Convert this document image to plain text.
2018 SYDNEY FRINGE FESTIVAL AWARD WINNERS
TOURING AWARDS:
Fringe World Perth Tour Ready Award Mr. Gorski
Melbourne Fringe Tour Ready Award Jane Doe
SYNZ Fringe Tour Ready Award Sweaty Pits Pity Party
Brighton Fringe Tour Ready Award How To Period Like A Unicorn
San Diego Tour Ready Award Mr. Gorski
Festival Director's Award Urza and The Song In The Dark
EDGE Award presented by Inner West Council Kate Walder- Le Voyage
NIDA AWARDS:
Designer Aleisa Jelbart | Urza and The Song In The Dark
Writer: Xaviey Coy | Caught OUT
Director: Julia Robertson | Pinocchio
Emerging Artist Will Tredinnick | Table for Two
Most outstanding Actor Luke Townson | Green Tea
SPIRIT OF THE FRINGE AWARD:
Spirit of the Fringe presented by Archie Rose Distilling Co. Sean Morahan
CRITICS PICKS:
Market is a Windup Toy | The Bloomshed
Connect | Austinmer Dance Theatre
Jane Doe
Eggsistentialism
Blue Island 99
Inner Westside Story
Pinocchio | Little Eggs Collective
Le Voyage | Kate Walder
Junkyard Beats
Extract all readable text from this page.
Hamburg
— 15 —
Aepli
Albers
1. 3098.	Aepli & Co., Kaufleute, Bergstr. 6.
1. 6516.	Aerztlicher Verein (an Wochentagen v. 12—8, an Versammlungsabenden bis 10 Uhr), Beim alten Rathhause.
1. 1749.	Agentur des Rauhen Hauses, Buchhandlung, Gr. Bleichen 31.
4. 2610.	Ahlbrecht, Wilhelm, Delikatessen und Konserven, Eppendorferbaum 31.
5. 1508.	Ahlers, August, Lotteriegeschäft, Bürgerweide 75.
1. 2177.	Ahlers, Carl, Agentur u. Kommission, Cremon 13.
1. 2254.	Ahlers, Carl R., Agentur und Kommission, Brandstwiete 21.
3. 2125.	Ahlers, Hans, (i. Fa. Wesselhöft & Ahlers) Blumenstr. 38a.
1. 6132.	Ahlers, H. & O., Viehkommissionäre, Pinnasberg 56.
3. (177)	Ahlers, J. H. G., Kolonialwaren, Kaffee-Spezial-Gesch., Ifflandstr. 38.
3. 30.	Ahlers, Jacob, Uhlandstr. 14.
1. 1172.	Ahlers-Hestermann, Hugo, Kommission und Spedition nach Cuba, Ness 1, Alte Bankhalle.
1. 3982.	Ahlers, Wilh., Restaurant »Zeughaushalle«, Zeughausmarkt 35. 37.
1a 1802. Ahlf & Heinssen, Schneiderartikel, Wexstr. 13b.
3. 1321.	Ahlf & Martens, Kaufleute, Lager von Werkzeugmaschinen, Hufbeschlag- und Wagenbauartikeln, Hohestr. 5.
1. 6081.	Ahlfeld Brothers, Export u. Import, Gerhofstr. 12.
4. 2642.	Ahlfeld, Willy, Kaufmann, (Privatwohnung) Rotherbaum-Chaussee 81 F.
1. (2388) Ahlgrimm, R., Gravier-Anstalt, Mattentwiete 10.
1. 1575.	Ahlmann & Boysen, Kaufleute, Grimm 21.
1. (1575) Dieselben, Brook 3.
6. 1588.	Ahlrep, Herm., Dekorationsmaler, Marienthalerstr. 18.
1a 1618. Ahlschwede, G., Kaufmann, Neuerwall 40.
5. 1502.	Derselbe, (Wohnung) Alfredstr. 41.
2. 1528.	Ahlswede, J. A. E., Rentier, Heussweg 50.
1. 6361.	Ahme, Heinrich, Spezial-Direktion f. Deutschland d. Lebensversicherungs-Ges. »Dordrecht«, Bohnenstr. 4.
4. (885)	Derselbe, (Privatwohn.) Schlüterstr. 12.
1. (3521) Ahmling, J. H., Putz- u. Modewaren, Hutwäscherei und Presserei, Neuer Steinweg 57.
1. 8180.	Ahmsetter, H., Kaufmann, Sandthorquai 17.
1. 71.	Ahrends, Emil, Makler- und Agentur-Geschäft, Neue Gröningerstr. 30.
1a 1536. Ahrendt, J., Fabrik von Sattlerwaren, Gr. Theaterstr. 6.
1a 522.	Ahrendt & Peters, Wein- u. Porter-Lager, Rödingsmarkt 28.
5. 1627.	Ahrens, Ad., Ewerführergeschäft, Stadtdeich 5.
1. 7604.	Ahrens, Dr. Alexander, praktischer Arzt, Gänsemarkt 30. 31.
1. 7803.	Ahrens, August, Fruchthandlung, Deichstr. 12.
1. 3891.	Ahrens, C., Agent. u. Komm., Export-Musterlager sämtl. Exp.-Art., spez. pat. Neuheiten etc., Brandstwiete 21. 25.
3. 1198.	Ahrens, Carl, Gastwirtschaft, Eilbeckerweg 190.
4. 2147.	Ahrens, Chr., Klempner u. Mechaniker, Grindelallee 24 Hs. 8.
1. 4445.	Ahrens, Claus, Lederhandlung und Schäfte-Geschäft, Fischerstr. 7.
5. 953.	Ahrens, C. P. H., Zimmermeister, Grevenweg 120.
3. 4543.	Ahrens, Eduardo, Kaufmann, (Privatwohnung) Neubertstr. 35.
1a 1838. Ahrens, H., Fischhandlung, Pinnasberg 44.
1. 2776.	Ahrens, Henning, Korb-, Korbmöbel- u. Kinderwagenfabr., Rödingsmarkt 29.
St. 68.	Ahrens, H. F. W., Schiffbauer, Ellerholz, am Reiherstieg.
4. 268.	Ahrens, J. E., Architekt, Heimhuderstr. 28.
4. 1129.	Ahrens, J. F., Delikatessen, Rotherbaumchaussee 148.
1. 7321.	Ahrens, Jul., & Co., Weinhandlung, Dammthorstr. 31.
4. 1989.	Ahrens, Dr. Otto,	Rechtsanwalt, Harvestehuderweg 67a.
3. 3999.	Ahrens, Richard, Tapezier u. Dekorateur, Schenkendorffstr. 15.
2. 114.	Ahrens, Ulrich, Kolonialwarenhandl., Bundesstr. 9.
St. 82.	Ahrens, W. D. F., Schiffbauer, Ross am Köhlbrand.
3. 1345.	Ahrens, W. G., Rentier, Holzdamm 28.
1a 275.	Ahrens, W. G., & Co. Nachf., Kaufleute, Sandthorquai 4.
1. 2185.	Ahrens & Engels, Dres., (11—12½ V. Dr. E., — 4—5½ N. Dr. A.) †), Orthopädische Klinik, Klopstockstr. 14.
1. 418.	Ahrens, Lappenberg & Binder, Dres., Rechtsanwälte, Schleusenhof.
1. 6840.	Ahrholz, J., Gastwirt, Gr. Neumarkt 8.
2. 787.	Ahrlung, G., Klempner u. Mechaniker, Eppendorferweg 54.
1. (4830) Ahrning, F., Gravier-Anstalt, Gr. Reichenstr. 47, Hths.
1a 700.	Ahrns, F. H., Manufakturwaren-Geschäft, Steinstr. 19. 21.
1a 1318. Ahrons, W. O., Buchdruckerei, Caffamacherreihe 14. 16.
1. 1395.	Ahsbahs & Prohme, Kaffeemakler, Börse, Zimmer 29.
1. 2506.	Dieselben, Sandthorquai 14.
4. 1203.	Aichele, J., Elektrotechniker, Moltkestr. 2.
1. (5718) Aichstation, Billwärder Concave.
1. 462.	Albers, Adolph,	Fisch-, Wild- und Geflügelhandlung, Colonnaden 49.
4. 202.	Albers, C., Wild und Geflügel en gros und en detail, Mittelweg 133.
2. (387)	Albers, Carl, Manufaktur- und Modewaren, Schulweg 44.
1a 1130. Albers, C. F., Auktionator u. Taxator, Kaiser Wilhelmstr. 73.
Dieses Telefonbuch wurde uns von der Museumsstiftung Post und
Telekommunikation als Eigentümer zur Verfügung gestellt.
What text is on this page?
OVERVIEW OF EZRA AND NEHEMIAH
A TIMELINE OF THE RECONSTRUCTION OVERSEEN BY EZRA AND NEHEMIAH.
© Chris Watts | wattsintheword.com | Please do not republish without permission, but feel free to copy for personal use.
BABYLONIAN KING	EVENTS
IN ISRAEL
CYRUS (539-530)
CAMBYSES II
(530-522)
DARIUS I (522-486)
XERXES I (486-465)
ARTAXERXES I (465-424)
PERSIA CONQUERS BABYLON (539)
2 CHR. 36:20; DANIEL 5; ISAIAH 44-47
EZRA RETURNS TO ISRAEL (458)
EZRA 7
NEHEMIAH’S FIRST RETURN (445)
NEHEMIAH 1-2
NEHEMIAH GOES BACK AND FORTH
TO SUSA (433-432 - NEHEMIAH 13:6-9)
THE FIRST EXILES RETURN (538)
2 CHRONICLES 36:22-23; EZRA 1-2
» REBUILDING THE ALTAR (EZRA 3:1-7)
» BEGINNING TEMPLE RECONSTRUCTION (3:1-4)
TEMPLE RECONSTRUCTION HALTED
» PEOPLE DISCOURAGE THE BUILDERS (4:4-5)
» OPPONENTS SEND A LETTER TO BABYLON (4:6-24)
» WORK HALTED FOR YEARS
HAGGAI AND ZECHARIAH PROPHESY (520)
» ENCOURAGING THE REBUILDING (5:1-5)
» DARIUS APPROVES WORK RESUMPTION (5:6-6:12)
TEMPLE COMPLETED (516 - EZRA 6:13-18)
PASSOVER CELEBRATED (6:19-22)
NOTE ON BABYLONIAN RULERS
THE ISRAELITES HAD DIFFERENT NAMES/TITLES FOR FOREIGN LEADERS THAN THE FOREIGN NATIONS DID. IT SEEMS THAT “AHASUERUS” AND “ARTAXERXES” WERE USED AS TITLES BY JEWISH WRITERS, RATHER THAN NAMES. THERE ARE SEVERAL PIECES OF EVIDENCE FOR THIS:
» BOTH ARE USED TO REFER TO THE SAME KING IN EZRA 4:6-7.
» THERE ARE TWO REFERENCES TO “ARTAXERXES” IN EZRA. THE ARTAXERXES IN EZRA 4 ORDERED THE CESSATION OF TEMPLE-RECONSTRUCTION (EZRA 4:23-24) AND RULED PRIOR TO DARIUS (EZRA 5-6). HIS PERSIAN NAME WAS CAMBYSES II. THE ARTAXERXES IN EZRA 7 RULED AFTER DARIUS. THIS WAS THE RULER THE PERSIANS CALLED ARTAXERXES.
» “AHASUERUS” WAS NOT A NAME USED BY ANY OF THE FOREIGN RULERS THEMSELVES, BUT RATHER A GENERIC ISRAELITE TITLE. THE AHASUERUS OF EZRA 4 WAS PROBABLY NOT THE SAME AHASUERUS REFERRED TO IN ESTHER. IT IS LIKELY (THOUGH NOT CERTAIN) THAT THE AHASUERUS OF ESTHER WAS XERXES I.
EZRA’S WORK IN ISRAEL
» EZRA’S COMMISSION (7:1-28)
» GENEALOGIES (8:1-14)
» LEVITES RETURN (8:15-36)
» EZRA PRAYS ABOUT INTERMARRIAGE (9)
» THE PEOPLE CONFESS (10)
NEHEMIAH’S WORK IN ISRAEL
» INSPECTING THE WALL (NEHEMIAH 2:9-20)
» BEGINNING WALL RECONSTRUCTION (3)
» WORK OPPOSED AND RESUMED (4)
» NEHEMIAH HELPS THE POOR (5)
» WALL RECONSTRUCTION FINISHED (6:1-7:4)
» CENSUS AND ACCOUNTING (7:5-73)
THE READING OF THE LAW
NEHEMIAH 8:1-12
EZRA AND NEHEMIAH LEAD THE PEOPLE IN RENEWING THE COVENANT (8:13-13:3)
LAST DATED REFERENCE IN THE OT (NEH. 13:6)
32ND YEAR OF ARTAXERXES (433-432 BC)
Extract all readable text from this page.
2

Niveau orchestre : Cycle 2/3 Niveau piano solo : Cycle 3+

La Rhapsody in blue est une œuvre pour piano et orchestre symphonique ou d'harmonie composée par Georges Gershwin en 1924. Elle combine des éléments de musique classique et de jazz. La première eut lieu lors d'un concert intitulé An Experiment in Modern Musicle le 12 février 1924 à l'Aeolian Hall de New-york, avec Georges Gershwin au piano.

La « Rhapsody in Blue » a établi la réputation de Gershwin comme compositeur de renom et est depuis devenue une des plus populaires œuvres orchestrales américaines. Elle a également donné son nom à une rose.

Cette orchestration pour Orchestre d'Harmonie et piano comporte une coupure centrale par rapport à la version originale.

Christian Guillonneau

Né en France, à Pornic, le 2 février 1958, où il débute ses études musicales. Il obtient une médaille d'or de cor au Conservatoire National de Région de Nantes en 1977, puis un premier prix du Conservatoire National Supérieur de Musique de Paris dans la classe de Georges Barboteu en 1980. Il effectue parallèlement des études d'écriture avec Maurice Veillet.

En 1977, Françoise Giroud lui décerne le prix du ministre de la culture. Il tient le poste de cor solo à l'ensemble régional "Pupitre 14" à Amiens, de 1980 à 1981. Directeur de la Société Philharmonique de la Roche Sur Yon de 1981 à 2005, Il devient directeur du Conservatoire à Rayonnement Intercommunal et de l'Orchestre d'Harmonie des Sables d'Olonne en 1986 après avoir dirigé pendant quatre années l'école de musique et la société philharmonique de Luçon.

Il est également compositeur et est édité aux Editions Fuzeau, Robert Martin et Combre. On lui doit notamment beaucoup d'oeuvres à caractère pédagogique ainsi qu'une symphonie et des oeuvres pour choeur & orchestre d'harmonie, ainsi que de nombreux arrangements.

━━━━━━━━━━━━━━━━━━━━

**Directions for this task:** Search the entries for the word "Ready" and pick out every line that holds it.

**Answer in full:**
Fringe World Perth Tour Ready Award Mr. Gorski
Melbourne Fringe Tour Ready Award Jane Doe
SYNZ Fringe Tour Ready Award Sweaty Pits Pity Party
Brighton Fringe Tour Ready Award How To Period Like A Unicorn
San Diego Tour Ready Award Mr. Gorski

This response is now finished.